State only how many lines below include the string "freezer".

◆ ◆ ◆ ◆

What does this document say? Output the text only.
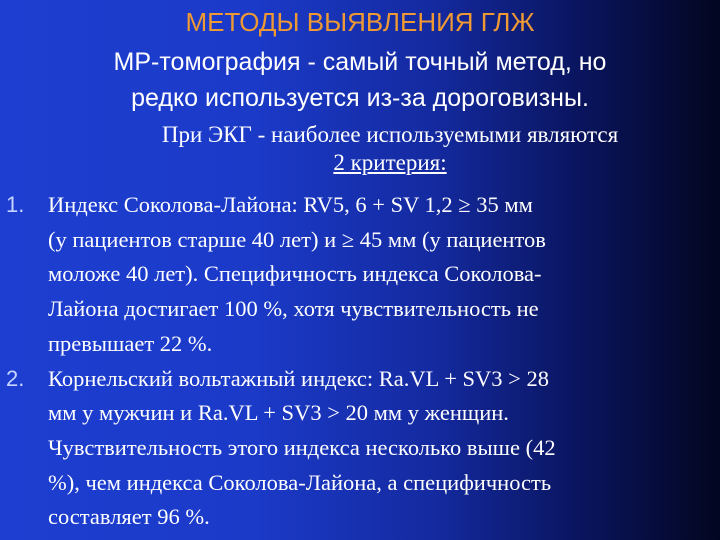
МЕТОДЫ ВЫЯВЛЕНИЯ ГЛЖ
МР-томография - самый точный метод, но
редко используется из-за дороговизны.
При ЭКГ - наиболее используемыми являются
2 критерия:
1. Индекс Соколова-Лайона: RV5, 6 + SV 1,2 ≥ 35 мм
(у пациентов старше 40 лет) и ≥ 45 мм (у пациентов
моложе 40 лет). Специфичность индекса Соколова-
Лайона достигает 100 %, хотя чувствительность не
превышает 22 %.
2. Корнельский вольтажный индекс: Ra.VL + SV3 > 28
мм у мужчин и Ra.VL + SV3 > 20 мм у женщин.
Чувствительность этого индекса несколько выше (42
%), чем индекса Соколова-Лайона, а специфичность
составляет 96 %.
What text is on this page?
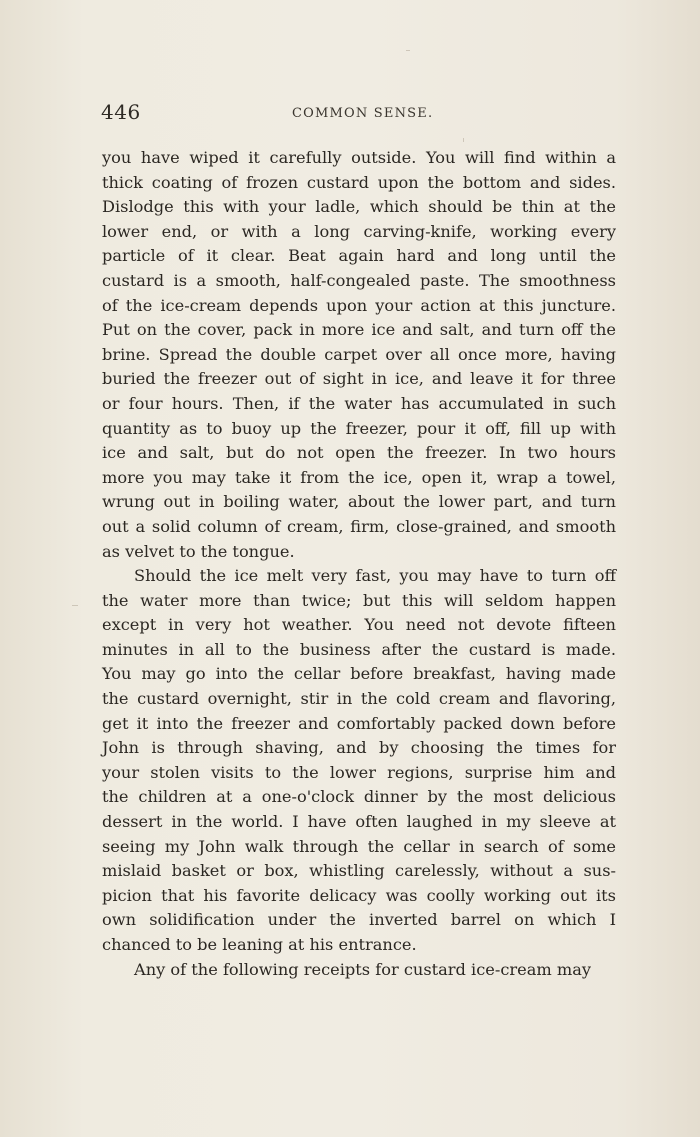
446	COMMON SENSE.
you have wiped it carefully outside. You will find within a
thick coating of frozen custard upon the bottom and sides.
Dislodge this with your ladle, which should be thin at the
lower end, or with a long carving-knife, working every
particle of it clear. Beat again hard and long until the
custard is a smooth, half-congealed paste. The smoothness
of the ice-cream depends upon your action at this juncture.
Put on the cover, pack in more ice and salt, and turn off the
brine. Spread the double carpet over all once more, having
buried the freezer out of sight in ice, and leave it for three
or four hours. Then, if the water has accumulated in such
quantity as to buoy up the freezer, pour it off, fill up with
ice and salt, but do not open the freezer. In two hours
more you may take it from the ice, open it, wrap a towel,
wrung out in boiling water, about the lower part, and turn
out a solid column of cream, firm, close-grained, and smooth
as velvet to the tongue.
Should the ice melt very fast, you may have to turn off
the water more than twice; but this will seldom happen
except in very hot weather. You need not devote fifteen
minutes in all to the business after the custard is made.
You may go into the cellar before breakfast, having made
the custard overnight, stir in the cold cream and flavoring,
get it into the freezer and comfortably packed down before
John is through shaving, and by choosing the times for
your stolen visits to the lower regions, surprise him and
the children at a one-o'clock dinner by the most delicious
dessert in the world. I have often laughed in my sleeve at
seeing my John walk through the cellar in search of some
mislaid basket or box, whistling carelessly, without a sus-
picion that his favorite delicacy was coolly working out its
own solidification under the inverted barrel on which I
chanced to be leaning at his entrance.
Any of the following receipts for custard ice-cream may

◆ ◆ ◆ ◆

Response to the task: 4